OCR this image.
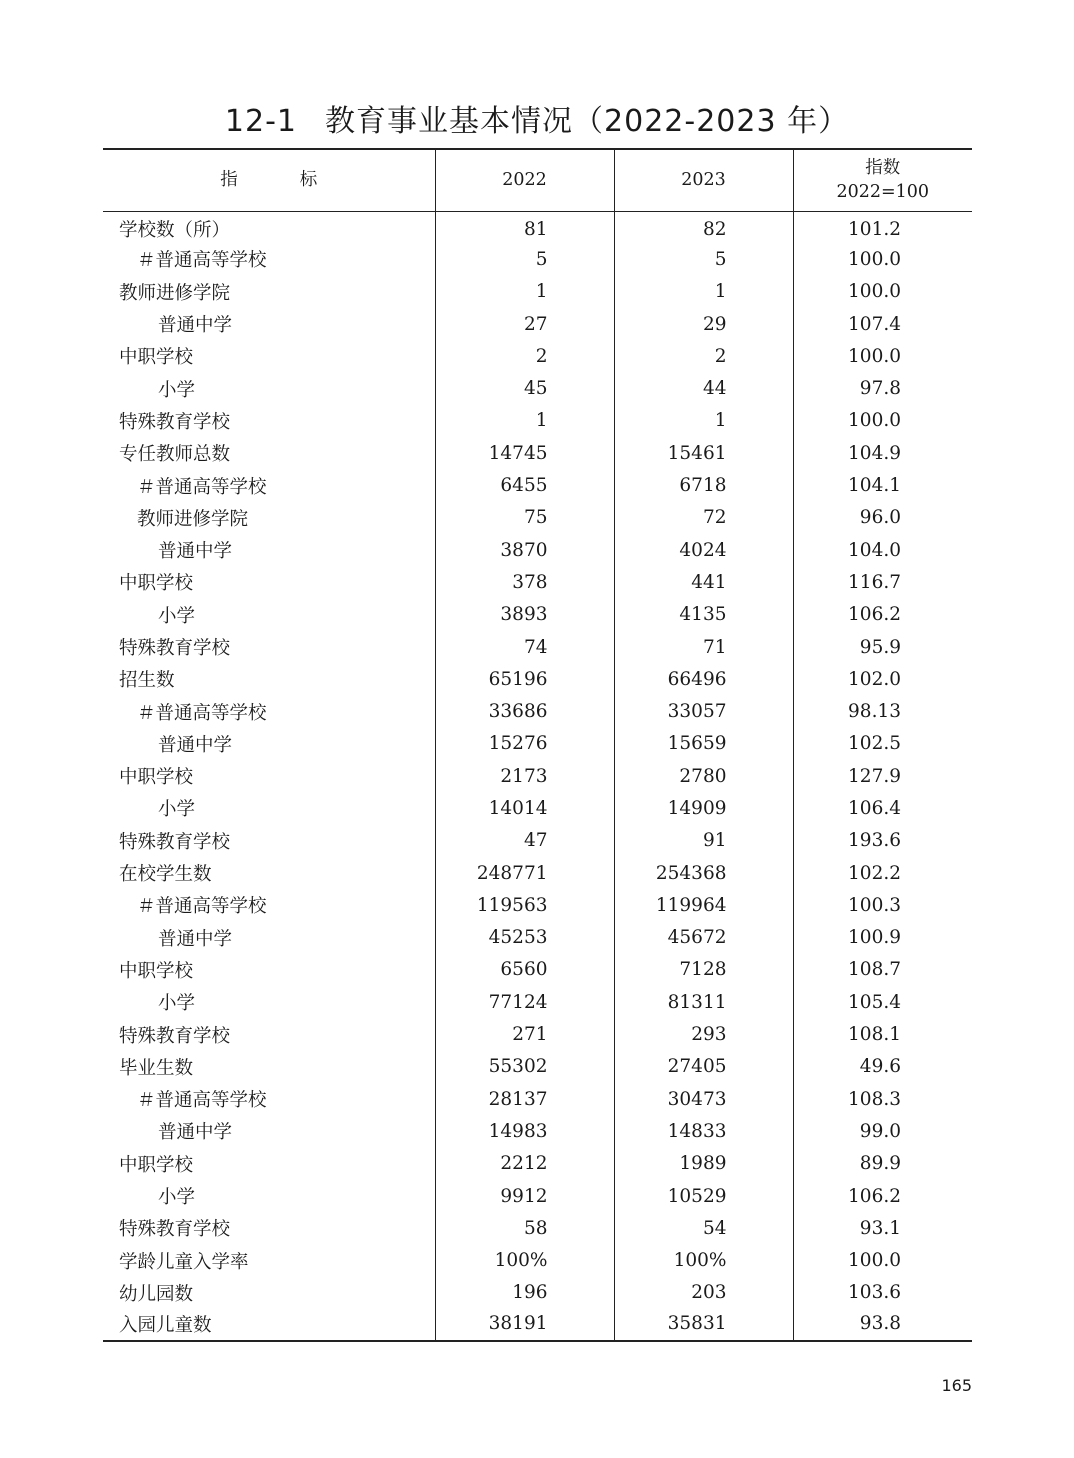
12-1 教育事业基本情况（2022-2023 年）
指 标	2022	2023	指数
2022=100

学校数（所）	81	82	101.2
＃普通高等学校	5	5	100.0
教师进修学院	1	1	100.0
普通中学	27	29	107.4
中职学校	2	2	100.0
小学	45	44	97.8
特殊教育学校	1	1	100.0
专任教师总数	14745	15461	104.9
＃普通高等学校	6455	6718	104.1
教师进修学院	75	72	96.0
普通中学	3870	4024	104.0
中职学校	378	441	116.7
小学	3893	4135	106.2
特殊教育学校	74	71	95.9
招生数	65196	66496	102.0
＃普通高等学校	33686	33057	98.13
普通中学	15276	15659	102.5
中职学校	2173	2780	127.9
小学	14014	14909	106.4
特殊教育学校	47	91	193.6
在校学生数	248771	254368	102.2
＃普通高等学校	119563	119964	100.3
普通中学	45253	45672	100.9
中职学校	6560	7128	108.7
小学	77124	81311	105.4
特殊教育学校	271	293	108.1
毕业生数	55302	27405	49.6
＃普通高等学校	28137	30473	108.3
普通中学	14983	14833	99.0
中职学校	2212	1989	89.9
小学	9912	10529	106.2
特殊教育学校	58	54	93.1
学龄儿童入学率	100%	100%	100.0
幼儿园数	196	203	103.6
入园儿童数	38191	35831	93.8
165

+++

Your task: Extract every line containing the string "普通中学" from the material.

Solution to this task:
普通中学	27	29	107.4
普通中学	3870	4024	104.0
普通中学	15276	15659	102.5
普通中学	45253	45672	100.9
普通中学	14983	14833	99.0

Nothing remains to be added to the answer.